▶ [Records supplied]
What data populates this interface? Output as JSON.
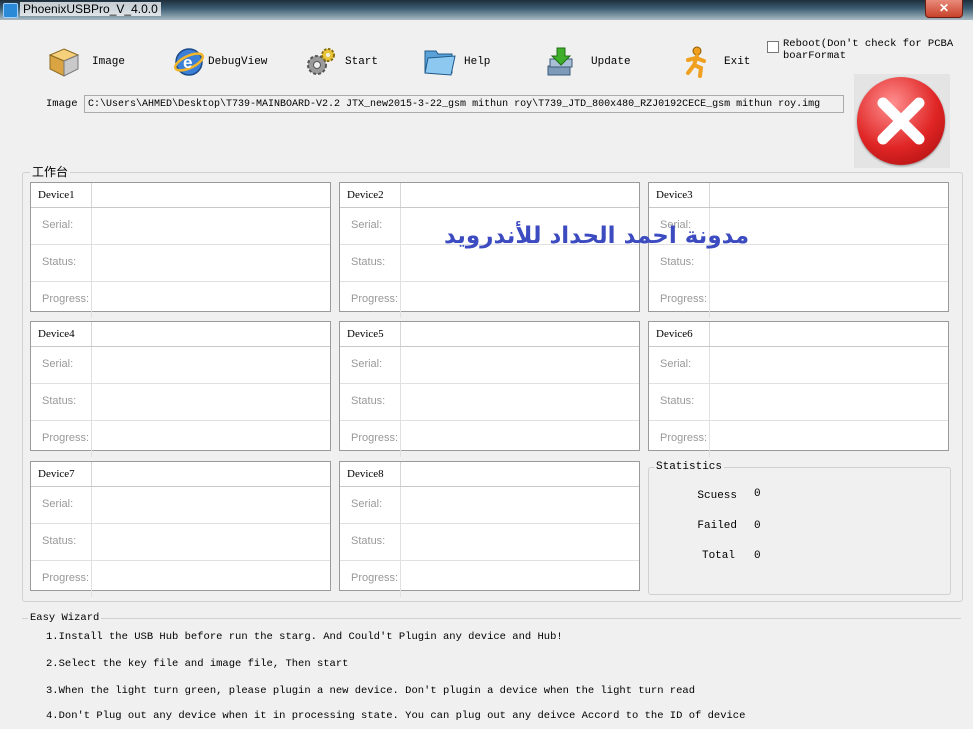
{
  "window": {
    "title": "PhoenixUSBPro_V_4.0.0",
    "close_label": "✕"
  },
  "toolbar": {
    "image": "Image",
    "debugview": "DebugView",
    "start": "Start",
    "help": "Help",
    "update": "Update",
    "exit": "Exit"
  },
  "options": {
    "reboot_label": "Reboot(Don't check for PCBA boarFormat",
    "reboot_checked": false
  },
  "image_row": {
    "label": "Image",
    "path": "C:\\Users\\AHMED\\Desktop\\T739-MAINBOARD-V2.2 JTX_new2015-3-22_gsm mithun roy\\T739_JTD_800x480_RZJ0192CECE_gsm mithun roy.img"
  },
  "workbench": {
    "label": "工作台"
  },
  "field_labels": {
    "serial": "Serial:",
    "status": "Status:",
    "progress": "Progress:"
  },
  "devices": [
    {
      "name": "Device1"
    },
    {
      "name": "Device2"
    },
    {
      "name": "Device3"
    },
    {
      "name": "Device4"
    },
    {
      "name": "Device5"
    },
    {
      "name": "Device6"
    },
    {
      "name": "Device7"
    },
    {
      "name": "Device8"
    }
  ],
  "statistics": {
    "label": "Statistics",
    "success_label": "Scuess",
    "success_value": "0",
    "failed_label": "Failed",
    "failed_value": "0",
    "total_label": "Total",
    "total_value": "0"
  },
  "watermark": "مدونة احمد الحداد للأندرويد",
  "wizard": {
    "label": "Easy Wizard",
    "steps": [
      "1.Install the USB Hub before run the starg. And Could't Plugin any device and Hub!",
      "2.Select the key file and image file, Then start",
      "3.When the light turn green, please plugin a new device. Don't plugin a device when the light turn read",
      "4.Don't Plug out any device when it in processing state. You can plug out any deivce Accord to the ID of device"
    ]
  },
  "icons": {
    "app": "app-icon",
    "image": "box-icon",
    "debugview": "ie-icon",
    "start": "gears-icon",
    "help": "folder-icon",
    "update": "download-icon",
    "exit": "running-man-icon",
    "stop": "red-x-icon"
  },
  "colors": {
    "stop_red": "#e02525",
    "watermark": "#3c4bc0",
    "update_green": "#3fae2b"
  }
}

▶ [Problem] Go through the lines above. Select every one that has the string "watermark".

▶ [Finished task]
  "watermark": "مدونة احمد الحداد للأندرويد",
    "watermark": "#3c4bc0",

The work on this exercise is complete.